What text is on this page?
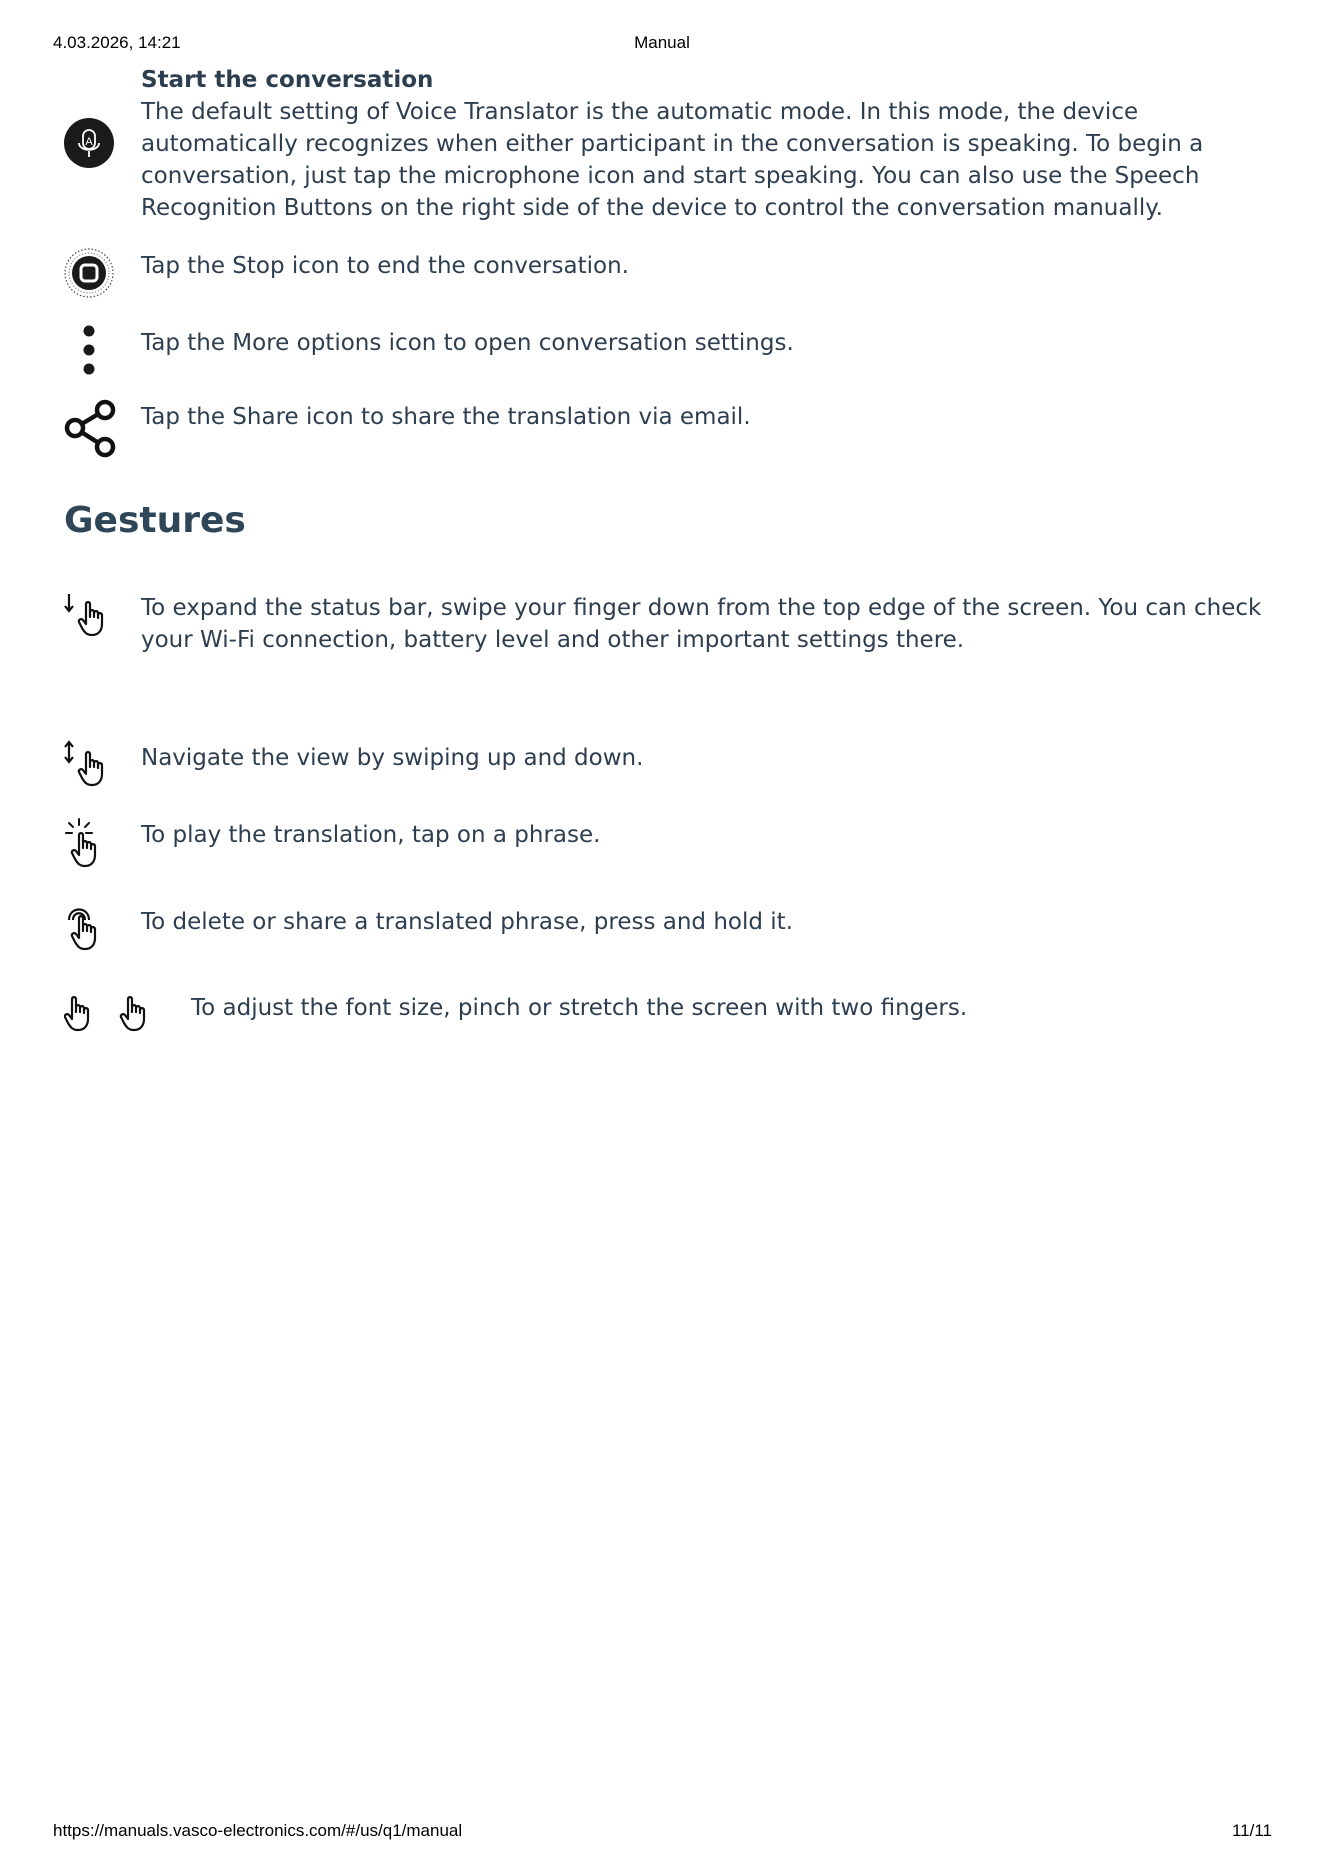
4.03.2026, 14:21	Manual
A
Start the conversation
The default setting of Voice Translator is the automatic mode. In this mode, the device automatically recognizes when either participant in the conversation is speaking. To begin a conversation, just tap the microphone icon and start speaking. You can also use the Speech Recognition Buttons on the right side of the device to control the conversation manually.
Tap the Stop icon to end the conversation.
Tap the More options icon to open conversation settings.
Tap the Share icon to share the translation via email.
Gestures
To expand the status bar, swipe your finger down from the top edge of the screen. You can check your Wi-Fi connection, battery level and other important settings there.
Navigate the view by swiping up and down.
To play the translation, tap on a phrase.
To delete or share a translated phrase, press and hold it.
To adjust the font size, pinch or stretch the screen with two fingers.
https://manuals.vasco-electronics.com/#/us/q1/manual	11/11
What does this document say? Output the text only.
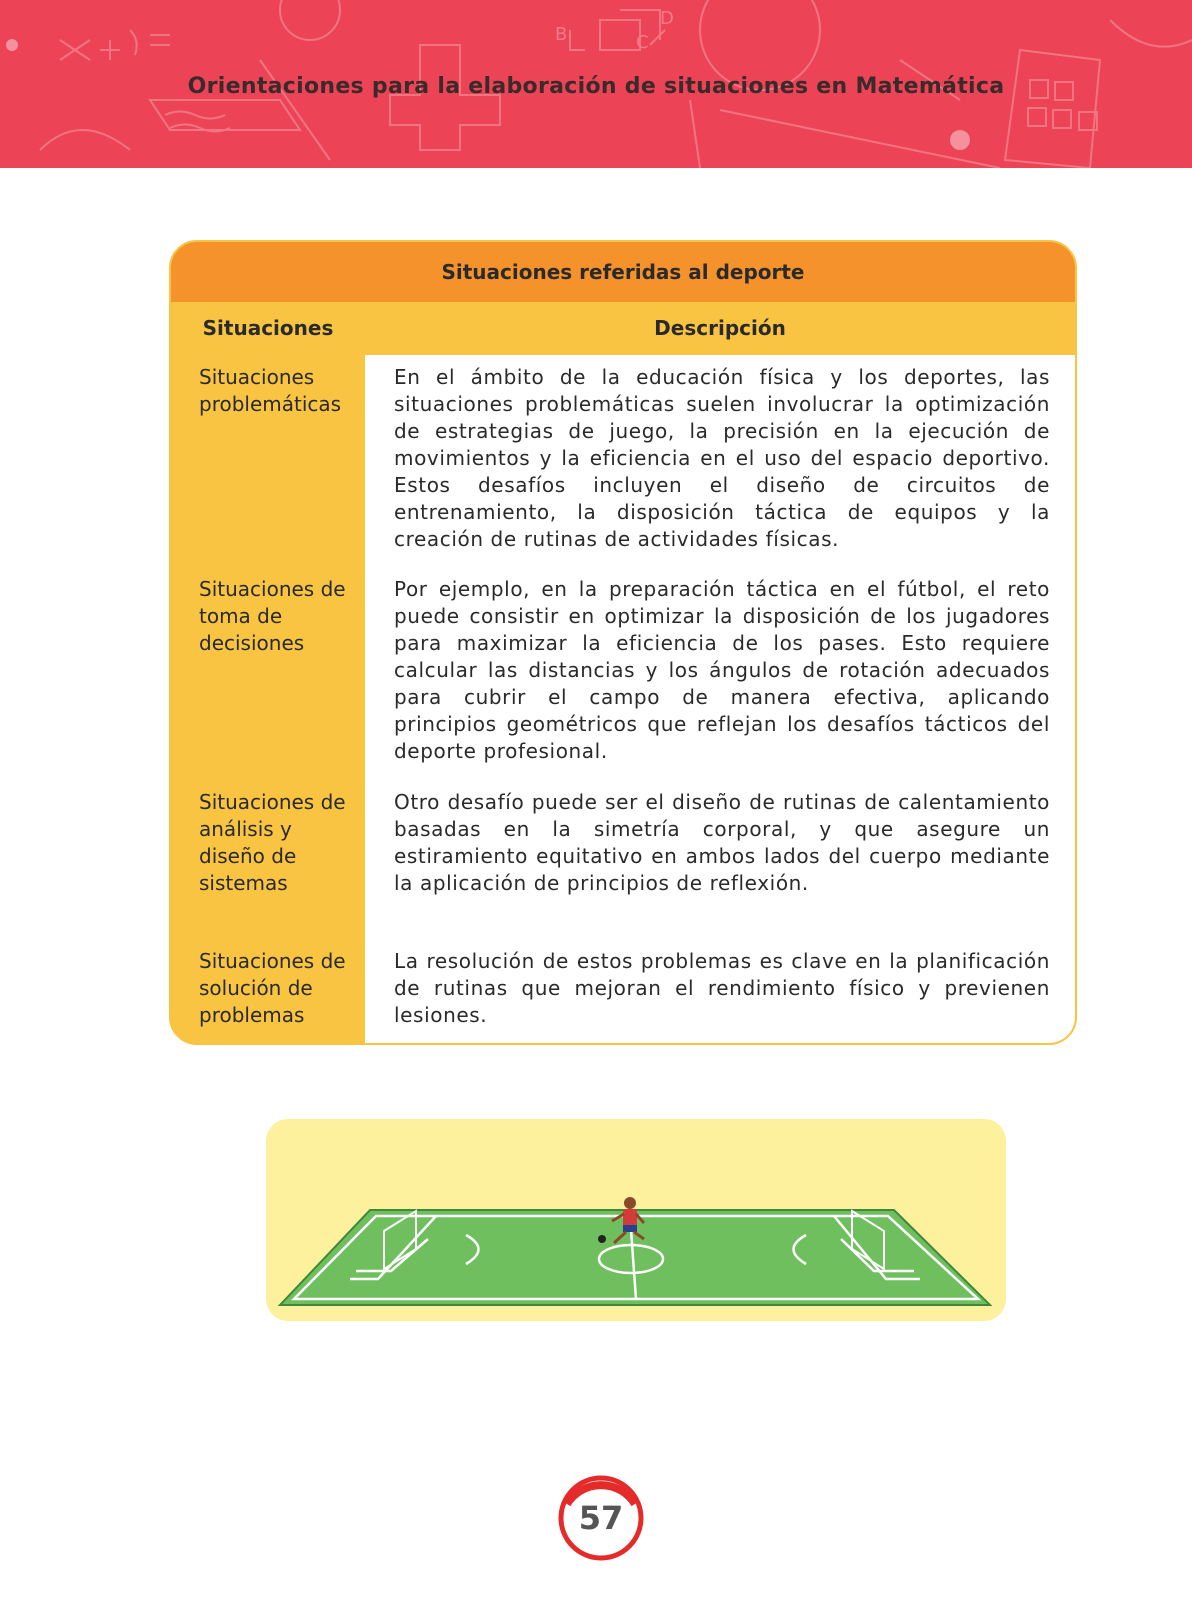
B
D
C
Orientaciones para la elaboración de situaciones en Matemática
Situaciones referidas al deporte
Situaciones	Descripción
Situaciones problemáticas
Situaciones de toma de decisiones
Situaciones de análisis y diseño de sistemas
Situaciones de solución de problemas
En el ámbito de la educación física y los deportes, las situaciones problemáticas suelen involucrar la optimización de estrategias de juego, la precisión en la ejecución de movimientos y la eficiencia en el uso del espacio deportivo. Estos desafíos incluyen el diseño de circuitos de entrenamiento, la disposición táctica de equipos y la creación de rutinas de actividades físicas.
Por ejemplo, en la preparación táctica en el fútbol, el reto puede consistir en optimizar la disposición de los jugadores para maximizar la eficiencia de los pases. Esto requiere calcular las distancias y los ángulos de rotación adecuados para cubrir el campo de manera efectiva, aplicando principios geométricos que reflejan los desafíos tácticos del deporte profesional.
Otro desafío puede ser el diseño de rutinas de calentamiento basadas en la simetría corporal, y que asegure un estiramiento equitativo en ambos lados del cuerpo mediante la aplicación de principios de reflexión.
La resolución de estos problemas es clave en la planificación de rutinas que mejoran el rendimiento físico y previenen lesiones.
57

**WORK TO BE COMPLETED**
Quote verbatim the final run of lines in the material above, from the line that contains "What does this" through the very last line, excluding any pictures.

**RESPONSE TO THE TASK**
What does this document say? Output the text only.
B
D
C
Orientaciones para la elaboración de situaciones en Matemática
Situaciones referidas al deporte
Situaciones	Descripción
Situaciones problemáticas
Situaciones de toma de decisiones
Situaciones de análisis y diseño de sistemas
Situaciones de solución de problemas
En el ámbito de la educación física y los deportes, las situaciones problemáticas suelen involucrar la optimización de estrategias de juego, la precisión en la ejecución de movimientos y la eficiencia en el uso del espacio deportivo. Estos desafíos incluyen el diseño de circuitos de entrenamiento, la disposición táctica de equipos y la creación de rutinas de actividades físicas.
Por ejemplo, en la preparación táctica en el fútbol, el reto puede consistir en optimizar la disposición de los jugadores para maximizar la eficiencia de los pases. Esto requiere calcular las distancias y los ángulos de rotación adecuados para cubrir el campo de manera efectiva, aplicando principios geométricos que reflejan los desafíos tácticos del deporte profesional.
Otro desafío puede ser el diseño de rutinas de calentamiento basadas en la simetría corporal, y que asegure un estiramiento equitativo en ambos lados del cuerpo mediante la aplicación de principios de reflexión.
La resolución de estos problemas es clave en la planificación de rutinas que mejoran el rendimiento físico y previenen lesiones.
57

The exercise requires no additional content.